Rows from a dataset:
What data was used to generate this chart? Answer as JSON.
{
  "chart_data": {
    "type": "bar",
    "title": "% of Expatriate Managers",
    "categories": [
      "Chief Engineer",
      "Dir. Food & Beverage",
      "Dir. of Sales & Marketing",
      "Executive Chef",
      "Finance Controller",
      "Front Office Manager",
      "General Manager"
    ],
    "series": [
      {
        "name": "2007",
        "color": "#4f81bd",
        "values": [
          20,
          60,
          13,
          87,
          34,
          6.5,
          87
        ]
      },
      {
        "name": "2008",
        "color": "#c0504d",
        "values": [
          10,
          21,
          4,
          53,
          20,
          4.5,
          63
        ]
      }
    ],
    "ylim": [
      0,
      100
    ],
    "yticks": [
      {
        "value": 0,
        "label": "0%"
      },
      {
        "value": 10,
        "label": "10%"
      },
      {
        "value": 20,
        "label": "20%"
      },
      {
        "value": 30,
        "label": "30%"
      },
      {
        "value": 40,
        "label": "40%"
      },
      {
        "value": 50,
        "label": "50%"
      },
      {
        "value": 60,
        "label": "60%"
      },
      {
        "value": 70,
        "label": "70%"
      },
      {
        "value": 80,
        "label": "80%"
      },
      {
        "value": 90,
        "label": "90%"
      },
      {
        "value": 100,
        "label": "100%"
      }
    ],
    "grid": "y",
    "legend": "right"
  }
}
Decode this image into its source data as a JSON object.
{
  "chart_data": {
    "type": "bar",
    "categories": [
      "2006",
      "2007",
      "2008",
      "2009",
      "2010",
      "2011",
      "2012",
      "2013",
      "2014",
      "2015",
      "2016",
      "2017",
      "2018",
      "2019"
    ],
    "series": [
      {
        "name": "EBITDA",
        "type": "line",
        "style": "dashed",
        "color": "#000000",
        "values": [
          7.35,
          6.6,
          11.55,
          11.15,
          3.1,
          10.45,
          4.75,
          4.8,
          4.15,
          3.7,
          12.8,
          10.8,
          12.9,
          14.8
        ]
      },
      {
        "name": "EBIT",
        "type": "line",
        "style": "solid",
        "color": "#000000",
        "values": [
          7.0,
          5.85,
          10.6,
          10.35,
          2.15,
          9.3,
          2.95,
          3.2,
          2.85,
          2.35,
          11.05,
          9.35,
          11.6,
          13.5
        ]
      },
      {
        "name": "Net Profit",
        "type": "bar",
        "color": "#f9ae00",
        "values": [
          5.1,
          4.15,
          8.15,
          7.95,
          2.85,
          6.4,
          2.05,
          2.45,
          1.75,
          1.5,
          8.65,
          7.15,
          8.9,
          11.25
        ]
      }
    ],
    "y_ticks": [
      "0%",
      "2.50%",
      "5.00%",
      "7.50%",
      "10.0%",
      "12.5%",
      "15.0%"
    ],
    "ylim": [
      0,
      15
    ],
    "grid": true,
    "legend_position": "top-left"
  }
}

Exercise aim:
All of the entries should be written out again exactly.

Correct response:
What data was used to generate this chart? Answer as JSON.
{
  "chart_data": {
    "type": "bar",
    "title": "% of Expatriate Managers",
    "categories": [
      "Chief Engineer",
      "Dir. Food & Beverage",
      "Dir. of Sales & Marketing",
      "Executive Chef",
      "Finance Controller",
      "Front Office Manager",
      "General Manager"
    ],
    "series": [
      {
        "name": "2007",
        "color": "#4f81bd",
        "values": [
          20,
          60,
          13,
          87,
          34,
          6.5,
          87
        ]
      },
      {
        "name": "2008",
        "color": "#c0504d",
        "values": [
          10,
          21,
          4,
          53,
          20,
          4.5,
          63
        ]
      }
    ],
    "ylim": [
      0,
      100
    ],
    "yticks": [
      {
        "value": 0,
        "label": "0%"
      },
      {
        "value": 10,
        "label": "10%"
      },
      {
        "value": 20,
        "label": "20%"
      },
      {
        "value": 30,
        "label": "30%"
      },
      {
        "value": 40,
        "label": "40%"
      },
      {
        "value": 50,
        "label": "50%"
      },
      {
        "value": 60,
        "label": "60%"
      },
      {
        "value": 70,
        "label": "70%"
      },
      {
        "value": 80,
        "label": "80%"
      },
      {
        "value": 90,
        "label": "90%"
      },
      {
        "value": 100,
        "label": "100%"
      }
    ],
    "grid": "y",
    "legend": "right"
  }
}
Decode this image into its source data as a JSON object.
{
  "chart_data": {
    "type": "bar",
    "categories": [
      "2006",
      "2007",
      "2008",
      "2009",
      "2010",
      "2011",
      "2012",
      "2013",
      "2014",
      "2015",
      "2016",
      "2017",
      "2018",
      "2019"
    ],
    "series": [
      {
        "name": "EBITDA",
        "type": "line",
        "style": "dashed",
        "color": "#000000",
        "values": [
          7.35,
          6.6,
          11.55,
          11.15,
          3.1,
          10.45,
          4.75,
          4.8,
          4.15,
          3.7,
          12.8,
          10.8,
          12.9,
          14.8
        ]
      },
      {
        "name": "EBIT",
        "type": "line",
        "style": "solid",
        "color": "#000000",
        "values": [
          7.0,
          5.85,
          10.6,
          10.35,
          2.15,
          9.3,
          2.95,
          3.2,
          2.85,
          2.35,
          11.05,
          9.35,
          11.6,
          13.5
        ]
      },
      {
        "name": "Net Profit",
        "type": "bar",
        "color": "#f9ae00",
        "values": [
          5.1,
          4.15,
          8.15,
          7.95,
          2.85,
          6.4,
          2.05,
          2.45,
          1.75,
          1.5,
          8.65,
          7.15,
          8.9,
          11.25
        ]
      }
    ],
    "y_ticks": [
      "0%",
      "2.50%",
      "5.00%",
      "7.50%",
      "10.0%",
      "12.5%",
      "15.0%"
    ],
    "ylim": [
      0,
      15
    ],
    "grid": true,
    "legend_position": "top-left"
  }
}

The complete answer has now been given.